Search the data below for the word "Banergee" and copy each line that holds it.

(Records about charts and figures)
::::::::

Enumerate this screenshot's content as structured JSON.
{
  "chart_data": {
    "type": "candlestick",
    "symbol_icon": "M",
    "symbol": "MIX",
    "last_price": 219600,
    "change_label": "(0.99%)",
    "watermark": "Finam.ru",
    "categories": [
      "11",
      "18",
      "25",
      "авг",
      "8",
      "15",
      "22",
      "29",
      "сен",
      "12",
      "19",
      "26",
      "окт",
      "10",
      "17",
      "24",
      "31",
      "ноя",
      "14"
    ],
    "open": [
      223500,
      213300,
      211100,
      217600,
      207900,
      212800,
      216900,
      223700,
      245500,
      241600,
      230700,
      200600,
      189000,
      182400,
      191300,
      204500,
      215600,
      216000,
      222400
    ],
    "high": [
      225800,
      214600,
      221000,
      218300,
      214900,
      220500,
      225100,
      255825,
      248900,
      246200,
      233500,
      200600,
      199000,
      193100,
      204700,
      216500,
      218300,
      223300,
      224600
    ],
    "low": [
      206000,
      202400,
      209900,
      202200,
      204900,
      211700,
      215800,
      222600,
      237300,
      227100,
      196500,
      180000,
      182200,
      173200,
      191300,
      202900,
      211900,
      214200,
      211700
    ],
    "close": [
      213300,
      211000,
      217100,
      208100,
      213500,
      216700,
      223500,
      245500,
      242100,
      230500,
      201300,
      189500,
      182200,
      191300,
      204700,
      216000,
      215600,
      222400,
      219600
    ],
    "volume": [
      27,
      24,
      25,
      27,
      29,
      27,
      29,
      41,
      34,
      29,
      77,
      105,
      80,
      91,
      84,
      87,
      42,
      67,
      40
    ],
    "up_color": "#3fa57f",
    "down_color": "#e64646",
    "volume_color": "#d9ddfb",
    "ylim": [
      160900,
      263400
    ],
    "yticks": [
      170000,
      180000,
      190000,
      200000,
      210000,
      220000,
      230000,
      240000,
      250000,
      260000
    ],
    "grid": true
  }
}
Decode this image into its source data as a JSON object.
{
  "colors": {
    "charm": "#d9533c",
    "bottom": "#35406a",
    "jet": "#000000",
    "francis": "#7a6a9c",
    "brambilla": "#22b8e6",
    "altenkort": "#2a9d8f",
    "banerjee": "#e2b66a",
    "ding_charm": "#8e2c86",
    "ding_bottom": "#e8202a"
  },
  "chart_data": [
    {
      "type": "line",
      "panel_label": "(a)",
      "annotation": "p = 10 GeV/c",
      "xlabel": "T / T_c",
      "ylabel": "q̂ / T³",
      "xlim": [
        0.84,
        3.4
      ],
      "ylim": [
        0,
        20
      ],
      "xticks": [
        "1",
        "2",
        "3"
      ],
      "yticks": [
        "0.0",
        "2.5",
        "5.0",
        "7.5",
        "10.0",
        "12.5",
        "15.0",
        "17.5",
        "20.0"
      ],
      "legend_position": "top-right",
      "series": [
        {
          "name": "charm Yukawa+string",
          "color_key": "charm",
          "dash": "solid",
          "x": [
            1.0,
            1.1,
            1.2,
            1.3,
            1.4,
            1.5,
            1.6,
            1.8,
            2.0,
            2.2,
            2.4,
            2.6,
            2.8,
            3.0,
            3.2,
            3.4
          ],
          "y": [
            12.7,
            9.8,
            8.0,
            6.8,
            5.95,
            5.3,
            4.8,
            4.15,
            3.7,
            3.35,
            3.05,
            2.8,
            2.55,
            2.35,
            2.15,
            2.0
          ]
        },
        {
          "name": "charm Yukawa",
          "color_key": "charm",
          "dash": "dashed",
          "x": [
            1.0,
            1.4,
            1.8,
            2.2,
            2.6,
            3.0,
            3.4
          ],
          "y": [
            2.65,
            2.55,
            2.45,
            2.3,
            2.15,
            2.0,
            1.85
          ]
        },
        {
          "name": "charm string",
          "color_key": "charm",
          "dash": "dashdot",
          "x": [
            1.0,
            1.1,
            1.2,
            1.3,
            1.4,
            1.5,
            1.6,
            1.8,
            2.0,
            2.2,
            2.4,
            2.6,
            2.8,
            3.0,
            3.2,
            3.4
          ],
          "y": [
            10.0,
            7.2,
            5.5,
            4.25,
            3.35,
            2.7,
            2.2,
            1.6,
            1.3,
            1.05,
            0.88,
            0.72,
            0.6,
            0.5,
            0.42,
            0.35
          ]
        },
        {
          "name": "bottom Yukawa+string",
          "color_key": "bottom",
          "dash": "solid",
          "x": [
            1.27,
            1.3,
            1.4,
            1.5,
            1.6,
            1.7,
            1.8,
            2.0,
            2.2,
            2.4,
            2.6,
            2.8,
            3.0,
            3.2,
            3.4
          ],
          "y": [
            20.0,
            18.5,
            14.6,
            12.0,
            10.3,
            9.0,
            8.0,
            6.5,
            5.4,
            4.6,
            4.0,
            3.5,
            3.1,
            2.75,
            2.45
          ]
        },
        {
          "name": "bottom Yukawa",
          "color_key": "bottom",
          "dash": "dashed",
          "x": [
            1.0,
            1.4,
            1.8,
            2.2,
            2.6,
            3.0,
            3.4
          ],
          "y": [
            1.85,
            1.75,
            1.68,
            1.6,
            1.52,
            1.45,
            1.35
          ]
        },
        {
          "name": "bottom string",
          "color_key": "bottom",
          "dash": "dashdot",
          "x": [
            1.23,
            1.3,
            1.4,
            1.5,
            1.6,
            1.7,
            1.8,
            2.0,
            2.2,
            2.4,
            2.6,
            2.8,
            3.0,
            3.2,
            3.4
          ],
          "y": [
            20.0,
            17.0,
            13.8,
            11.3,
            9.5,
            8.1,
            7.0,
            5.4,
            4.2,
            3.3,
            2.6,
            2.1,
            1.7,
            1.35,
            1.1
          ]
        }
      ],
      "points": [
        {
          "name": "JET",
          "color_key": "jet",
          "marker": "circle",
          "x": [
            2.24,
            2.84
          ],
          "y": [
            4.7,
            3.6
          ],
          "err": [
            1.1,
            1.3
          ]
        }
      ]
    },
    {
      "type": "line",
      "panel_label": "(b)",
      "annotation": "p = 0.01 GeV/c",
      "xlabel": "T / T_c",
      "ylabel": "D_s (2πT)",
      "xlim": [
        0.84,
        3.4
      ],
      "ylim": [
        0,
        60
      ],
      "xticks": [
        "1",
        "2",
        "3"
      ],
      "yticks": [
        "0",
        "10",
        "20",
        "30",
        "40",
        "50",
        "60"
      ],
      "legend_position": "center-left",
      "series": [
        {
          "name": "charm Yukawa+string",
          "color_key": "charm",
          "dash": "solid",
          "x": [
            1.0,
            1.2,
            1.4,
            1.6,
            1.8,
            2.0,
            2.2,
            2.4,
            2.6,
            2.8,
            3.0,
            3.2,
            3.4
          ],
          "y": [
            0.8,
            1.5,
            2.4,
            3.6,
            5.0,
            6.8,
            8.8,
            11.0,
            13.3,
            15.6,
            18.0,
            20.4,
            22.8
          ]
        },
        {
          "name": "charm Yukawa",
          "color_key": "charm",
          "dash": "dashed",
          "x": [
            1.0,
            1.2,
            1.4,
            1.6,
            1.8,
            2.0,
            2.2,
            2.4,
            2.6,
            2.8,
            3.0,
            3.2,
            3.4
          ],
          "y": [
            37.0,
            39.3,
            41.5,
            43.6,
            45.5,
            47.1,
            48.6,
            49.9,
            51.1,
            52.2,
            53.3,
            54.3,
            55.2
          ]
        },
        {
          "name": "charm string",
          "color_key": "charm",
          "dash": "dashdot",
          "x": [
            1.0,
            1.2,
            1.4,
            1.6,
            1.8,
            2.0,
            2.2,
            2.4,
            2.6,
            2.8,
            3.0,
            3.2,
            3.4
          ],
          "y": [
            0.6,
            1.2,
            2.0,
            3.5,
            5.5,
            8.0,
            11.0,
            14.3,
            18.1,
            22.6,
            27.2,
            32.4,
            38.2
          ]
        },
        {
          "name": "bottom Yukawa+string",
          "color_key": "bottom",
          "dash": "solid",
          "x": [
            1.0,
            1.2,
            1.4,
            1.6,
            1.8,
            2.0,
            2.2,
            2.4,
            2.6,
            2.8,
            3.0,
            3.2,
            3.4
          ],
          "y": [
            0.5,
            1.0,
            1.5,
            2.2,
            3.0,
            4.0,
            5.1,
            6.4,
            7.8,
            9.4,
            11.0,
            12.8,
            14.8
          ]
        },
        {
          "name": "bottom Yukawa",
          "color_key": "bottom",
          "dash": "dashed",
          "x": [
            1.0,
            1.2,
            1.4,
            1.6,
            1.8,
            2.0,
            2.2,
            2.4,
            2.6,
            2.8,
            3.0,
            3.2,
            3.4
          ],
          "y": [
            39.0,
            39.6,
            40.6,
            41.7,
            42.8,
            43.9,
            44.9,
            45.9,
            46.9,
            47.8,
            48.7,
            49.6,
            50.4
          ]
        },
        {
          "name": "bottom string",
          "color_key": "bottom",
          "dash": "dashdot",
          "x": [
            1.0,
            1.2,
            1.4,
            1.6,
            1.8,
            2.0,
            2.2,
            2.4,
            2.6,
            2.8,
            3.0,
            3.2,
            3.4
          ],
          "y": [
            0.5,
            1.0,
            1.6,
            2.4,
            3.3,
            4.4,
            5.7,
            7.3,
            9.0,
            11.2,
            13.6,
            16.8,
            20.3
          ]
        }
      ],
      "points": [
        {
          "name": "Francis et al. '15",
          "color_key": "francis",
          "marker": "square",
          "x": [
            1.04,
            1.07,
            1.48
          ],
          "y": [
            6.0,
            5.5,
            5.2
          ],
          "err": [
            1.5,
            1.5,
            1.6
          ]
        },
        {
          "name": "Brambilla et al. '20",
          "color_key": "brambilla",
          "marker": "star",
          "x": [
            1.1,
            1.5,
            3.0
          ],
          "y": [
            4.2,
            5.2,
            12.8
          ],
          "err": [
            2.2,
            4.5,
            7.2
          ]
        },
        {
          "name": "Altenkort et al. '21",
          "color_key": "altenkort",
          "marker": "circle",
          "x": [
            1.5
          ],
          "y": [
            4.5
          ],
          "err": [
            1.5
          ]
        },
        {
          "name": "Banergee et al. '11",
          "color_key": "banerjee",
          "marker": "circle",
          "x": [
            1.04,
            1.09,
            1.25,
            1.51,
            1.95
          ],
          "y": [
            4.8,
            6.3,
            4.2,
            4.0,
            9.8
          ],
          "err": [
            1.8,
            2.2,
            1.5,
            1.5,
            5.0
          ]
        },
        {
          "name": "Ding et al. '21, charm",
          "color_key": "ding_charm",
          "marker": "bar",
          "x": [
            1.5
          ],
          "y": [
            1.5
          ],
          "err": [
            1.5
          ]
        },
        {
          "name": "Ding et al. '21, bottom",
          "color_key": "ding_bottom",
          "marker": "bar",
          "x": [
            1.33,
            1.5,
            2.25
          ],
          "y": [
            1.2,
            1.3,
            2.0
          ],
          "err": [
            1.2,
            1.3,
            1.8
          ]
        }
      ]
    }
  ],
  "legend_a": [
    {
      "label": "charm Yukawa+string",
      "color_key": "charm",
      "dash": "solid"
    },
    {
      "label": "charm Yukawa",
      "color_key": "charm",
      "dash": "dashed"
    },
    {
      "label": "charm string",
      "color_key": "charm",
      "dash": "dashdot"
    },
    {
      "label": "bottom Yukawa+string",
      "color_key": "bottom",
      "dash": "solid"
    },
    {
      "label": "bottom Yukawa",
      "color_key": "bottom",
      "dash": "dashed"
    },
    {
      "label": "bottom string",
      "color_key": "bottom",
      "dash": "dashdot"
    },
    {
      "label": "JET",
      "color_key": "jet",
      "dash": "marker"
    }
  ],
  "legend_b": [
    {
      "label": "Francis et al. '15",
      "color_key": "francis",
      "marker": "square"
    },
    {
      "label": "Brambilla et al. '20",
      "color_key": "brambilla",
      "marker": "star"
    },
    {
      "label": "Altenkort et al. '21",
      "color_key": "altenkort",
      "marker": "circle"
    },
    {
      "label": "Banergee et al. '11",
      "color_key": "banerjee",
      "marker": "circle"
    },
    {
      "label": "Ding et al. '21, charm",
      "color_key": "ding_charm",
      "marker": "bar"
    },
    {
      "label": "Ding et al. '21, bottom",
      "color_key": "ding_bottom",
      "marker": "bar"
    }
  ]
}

::::::::

**PROBLEM SOLUTION**
          "name": "Banergee et al. '11",
      "label": "Banergee et al. '11",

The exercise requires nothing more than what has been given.